(Extracted data entries)

---*---

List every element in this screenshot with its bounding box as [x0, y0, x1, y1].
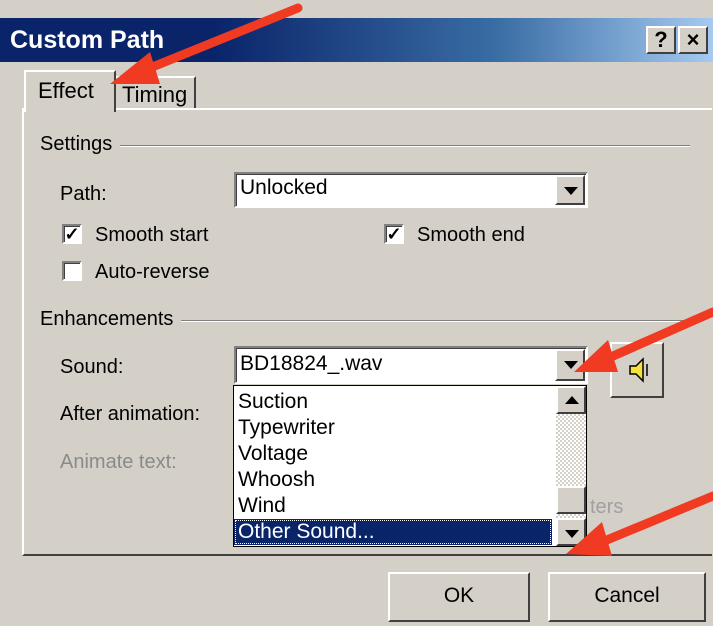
- list-item[interactable]: Wind: [234, 493, 552, 519]
- sound-dropdown[interactable]: BD18824_.wav: [234, 346, 588, 384]
- tab-timing[interactable]: Timing: [116, 76, 196, 110]
- hidden-partial-label: ters: [590, 496, 624, 518]
- help-button[interactable]: ?: [646, 26, 676, 54]
- chevron-down-icon: [564, 187, 578, 195]
- path-value: Unlocked: [240, 176, 328, 199]
- list-item[interactable]: Suction: [234, 389, 552, 415]
- animate-text-label: Animate text:: [60, 451, 177, 473]
- sound-list[interactable]: Suction Typewriter Voltage Whoosh Wind O…: [233, 385, 587, 547]
- speaker-button[interactable]: [610, 342, 664, 398]
- auto-reverse-checkbox[interactable]: [62, 261, 82, 281]
- sound-dropdown-button[interactable]: [555, 349, 585, 381]
- path-label: Path:: [60, 183, 107, 205]
- chevron-down-icon: [564, 361, 578, 369]
- chevron-up-icon: [565, 396, 579, 404]
- list-item[interactable]: Voltage: [234, 441, 552, 467]
- scroll-thumb[interactable]: [556, 486, 586, 514]
- settings-group-label: Settings: [40, 133, 121, 156]
- smooth-start-label: Smooth start: [95, 224, 209, 246]
- path-dropdown[interactable]: Unlocked: [234, 172, 588, 208]
- list-item[interactable]: Typewriter: [234, 415, 552, 441]
- smooth-start-checkbox[interactable]: ✓: [62, 224, 82, 244]
- list-item[interactable]: Whoosh: [234, 467, 552, 493]
- tab-effect[interactable]: Effect: [24, 70, 116, 112]
- enhancements-group-label: Enhancements: [40, 308, 182, 331]
- ok-button[interactable]: OK: [388, 572, 530, 622]
- window-title: Custom Path: [10, 26, 165, 54]
- path-dropdown-button[interactable]: [555, 175, 585, 205]
- smooth-end-label: Smooth end: [417, 224, 525, 246]
- scroll-up-button[interactable]: [556, 386, 586, 414]
- after-animation-label: After animation:: [60, 403, 201, 425]
- settings-divider: [120, 145, 690, 147]
- speaker-icon: [629, 357, 648, 383]
- enhancements-divider: [180, 320, 690, 322]
- cancel-button[interactable]: Cancel: [548, 572, 706, 622]
- title-bar[interactable]: Custom Path ? ×: [0, 18, 713, 62]
- list-scrollbar[interactable]: [556, 386, 586, 546]
- custom-path-dialog: Custom Path ? × Timing Effect Settings P…: [0, 0, 713, 626]
- close-button[interactable]: ×: [678, 26, 708, 54]
- smooth-end-checkbox[interactable]: ✓: [384, 224, 404, 244]
- auto-reverse-label: Auto-reverse: [95, 261, 210, 283]
- chevron-down-icon: [565, 530, 579, 538]
- list-item-selected[interactable]: Other Sound...: [234, 519, 552, 545]
- scroll-down-button[interactable]: [556, 518, 586, 546]
- sound-value: BD18824_.wav: [240, 352, 383, 375]
- sound-label: Sound:: [60, 356, 124, 378]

---*---

TASK
Write out every line of the rows above verbatim, omitting the pictures.

ANSWER IN FULL
List every element in this screenshot with its bounding box as [x0, y0, x1, y1].
- list-item[interactable]: Wind: [234, 493, 552, 519]
- sound-dropdown[interactable]: BD18824_.wav: [234, 346, 588, 384]
- tab-timing[interactable]: Timing: [116, 76, 196, 110]
- hidden-partial-label: ters: [590, 496, 624, 518]
- help-button[interactable]: ?: [646, 26, 676, 54]
- chevron-down-icon: [564, 187, 578, 195]
- path-value: Unlocked: [240, 176, 328, 199]
- list-item[interactable]: Suction: [234, 389, 552, 415]
- animate-text-label: Animate text:: [60, 451, 177, 473]
- sound-list[interactable]: Suction Typewriter Voltage Whoosh Wind O…: [233, 385, 587, 547]
- speaker-button[interactable]: [610, 342, 664, 398]
- auto-reverse-checkbox[interactable]: [62, 261, 82, 281]
- sound-dropdown-button[interactable]: [555, 349, 585, 381]
- path-label: Path:: [60, 183, 107, 205]
- chevron-down-icon: [564, 361, 578, 369]
- chevron-up-icon: [565, 396, 579, 404]
- list-item[interactable]: Voltage: [234, 441, 552, 467]
- scroll-thumb[interactable]: [556, 486, 586, 514]
- settings-group-label: Settings: [40, 133, 121, 156]
- smooth-start-label: Smooth start: [95, 224, 209, 246]
- path-dropdown[interactable]: Unlocked: [234, 172, 588, 208]
- list-item[interactable]: Typewriter: [234, 415, 552, 441]
- smooth-start-checkbox[interactable]: ✓: [62, 224, 82, 244]
- list-item[interactable]: Whoosh: [234, 467, 552, 493]
- tab-effect[interactable]: Effect: [24, 70, 116, 112]
- enhancements-group-label: Enhancements: [40, 308, 182, 331]
- ok-button[interactable]: OK: [388, 572, 530, 622]
- window-title: Custom Path: [10, 26, 165, 54]
- path-dropdown-button[interactable]: [555, 175, 585, 205]
- smooth-end-label: Smooth end: [417, 224, 525, 246]
- scroll-up-button[interactable]: [556, 386, 586, 414]
- after-animation-label: After animation:: [60, 403, 201, 425]
- settings-divider: [120, 145, 690, 147]
- speaker-icon: [629, 357, 648, 383]
- enhancements-divider: [180, 320, 690, 322]
- cancel-button[interactable]: Cancel: [548, 572, 706, 622]
- title-bar[interactable]: Custom Path ? ×: [0, 18, 713, 62]
- list-scrollbar[interactable]: [556, 386, 586, 546]
- custom-path-dialog: Custom Path ? × Timing Effect Settings P…: [0, 0, 713, 626]
- close-button[interactable]: ×: [678, 26, 708, 54]
- smooth-end-checkbox[interactable]: ✓: [384, 224, 404, 244]
- auto-reverse-label: Auto-reverse: [95, 261, 210, 283]
- chevron-down-icon: [565, 530, 579, 538]
- list-item-selected[interactable]: Other Sound...: [234, 519, 552, 545]
- scroll-down-button[interactable]: [556, 518, 586, 546]
- sound-value: BD18824_.wav: [240, 352, 383, 375]
- sound-label: Sound:: [60, 356, 124, 378]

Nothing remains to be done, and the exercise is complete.